(Data items)
——————————
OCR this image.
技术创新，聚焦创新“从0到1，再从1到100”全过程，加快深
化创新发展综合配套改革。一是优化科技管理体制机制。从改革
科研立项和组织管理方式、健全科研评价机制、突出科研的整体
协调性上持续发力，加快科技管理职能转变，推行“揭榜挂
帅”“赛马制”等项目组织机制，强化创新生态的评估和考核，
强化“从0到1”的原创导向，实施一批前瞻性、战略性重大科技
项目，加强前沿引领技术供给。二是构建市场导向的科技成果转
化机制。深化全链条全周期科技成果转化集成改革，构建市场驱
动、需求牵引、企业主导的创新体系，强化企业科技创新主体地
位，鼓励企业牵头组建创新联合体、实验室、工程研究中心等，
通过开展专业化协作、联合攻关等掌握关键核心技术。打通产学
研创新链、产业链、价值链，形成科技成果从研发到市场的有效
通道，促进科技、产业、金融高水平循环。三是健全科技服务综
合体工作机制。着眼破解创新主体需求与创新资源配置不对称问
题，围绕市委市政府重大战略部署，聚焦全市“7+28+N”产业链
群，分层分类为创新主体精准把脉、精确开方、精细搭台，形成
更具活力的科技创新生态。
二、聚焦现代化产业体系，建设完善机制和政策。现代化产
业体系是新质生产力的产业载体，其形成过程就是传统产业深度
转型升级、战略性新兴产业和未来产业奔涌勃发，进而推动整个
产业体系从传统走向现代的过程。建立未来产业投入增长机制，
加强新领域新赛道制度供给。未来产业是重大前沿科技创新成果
——————————
### TASK INSTRUCTIONS
Extract the listing in its entirety, matching it exactly.

### REPLY
OCR this image.
技术创新，聚焦创新“从0到1，再从1到100”全过程，加快深
化创新发展综合配套改革。一是优化科技管理体制机制。从改革
科研立项和组织管理方式、健全科研评价机制、突出科研的整体
协调性上持续发力，加快科技管理职能转变，推行“揭榜挂
帅”“赛马制”等项目组织机制，强化创新生态的评估和考核，
强化“从0到1”的原创导向，实施一批前瞻性、战略性重大科技
项目，加强前沿引领技术供给。二是构建市场导向的科技成果转
化机制。深化全链条全周期科技成果转化集成改革，构建市场驱
动、需求牵引、企业主导的创新体系，强化企业科技创新主体地
位，鼓励企业牵头组建创新联合体、实验室、工程研究中心等，
通过开展专业化协作、联合攻关等掌握关键核心技术。打通产学
研创新链、产业链、价值链，形成科技成果从研发到市场的有效
通道，促进科技、产业、金融高水平循环。三是健全科技服务综
合体工作机制。着眼破解创新主体需求与创新资源配置不对称问
题，围绕市委市政府重大战略部署，聚焦全市“7+28+N”产业链
群，分层分类为创新主体精准把脉、精确开方、精细搭台，形成
更具活力的科技创新生态。
二、聚焦现代化产业体系，建设完善机制和政策。现代化产
业体系是新质生产力的产业载体，其形成过程就是传统产业深度
转型升级、战略性新兴产业和未来产业奔涌勃发，进而推动整个
产业体系从传统走向现代的过程。建立未来产业投入增长机制，
加强新领域新赛道制度供给。未来产业是重大前沿科技创新成果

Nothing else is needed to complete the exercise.